#### DATASET EXTRACT

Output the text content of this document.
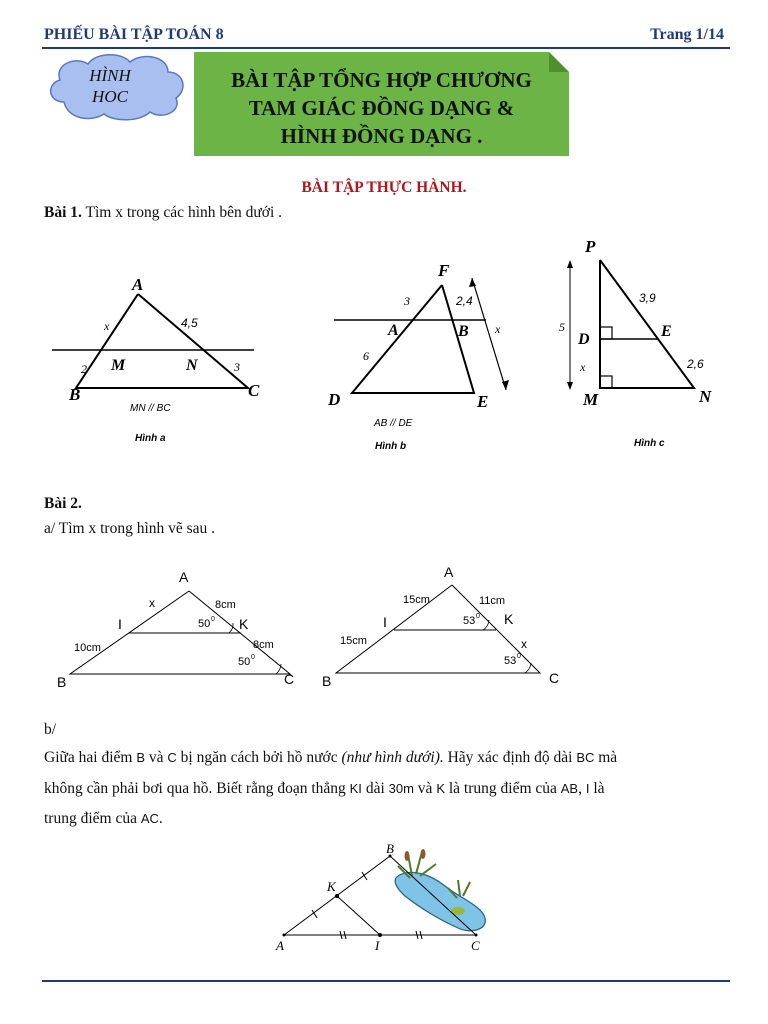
PHIẾU BÀI TẬP TOÁN 8	Trang 1/14
HÌNH
HOC
BÀI TẬP TỔNG HỢP CHƯƠNG
TAM GIÁC ĐỒNG DẠNG &
HÌNH ĐỒNG DẠNG .
BÀI TẬP THỰC HÀNH.
Bài 1. Tìm x trong các hình bên dưới .
A
B	C
M	N
x	4,5
2	3
MN // BC
Hình a
F
A	B
D	E
3	2,4
6
x
AB // DE
Hình b
P
D	E
M	N
3,9
5
2,6
x
Hình c
Bài 2.
a/ Tìm x trong hình vẽ sau .
A
B	C
I	K
x	8cm
8cm
10cm
50 0
50 0
A
B	C
I	K
x
15cm
15cm
11cm
53 0
53 0
b/
Giữa hai điểm B và C bị ngăn cách bởi hồ nước (như hình dưới). Hãy xác định độ dài BC mà
không cần phải bơi qua hồ. Biết rằng đoạn thẳng KI dài 30m và K là trung điểm của AB, I là
trung điểm của AC.
A
B
C
I
K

########

Images must not appear in the copy; reproduce everything else in the records verbatim.

→ OUTPUT FOR THIS TASK
Output the text content of this document.
PHIẾU BÀI TẬP TOÁN 8	Trang 1/14
HÌNH
HOC
BÀI TẬP TỔNG HỢP CHƯƠNG
TAM GIÁC ĐỒNG DẠNG &
HÌNH ĐỒNG DẠNG .
BÀI TẬP THỰC HÀNH.
Bài 1. Tìm x trong các hình bên dưới .
A
B	C
M	N
x	4,5
2	3
MN // BC
Hình a
F
A	B
D	E
3	2,4
6
x
AB // DE
Hình b
P
D	E
M	N
3,9
5
2,6
x
Hình c
Bài 2.
a/ Tìm x trong hình vẽ sau .
A
B	C
I	K
x	8cm
8cm
10cm
50 0
50 0
A
B	C
I	K
x
15cm
15cm
11cm
53 0
53 0
b/
Giữa hai điểm B và C bị ngăn cách bởi hồ nước (như hình dưới). Hãy xác định độ dài BC mà
không cần phải bơi qua hồ. Biết rằng đoạn thẳng KI dài 30m và K là trung điểm của AB, I là
trung điểm của AC.
A
B
C
I
K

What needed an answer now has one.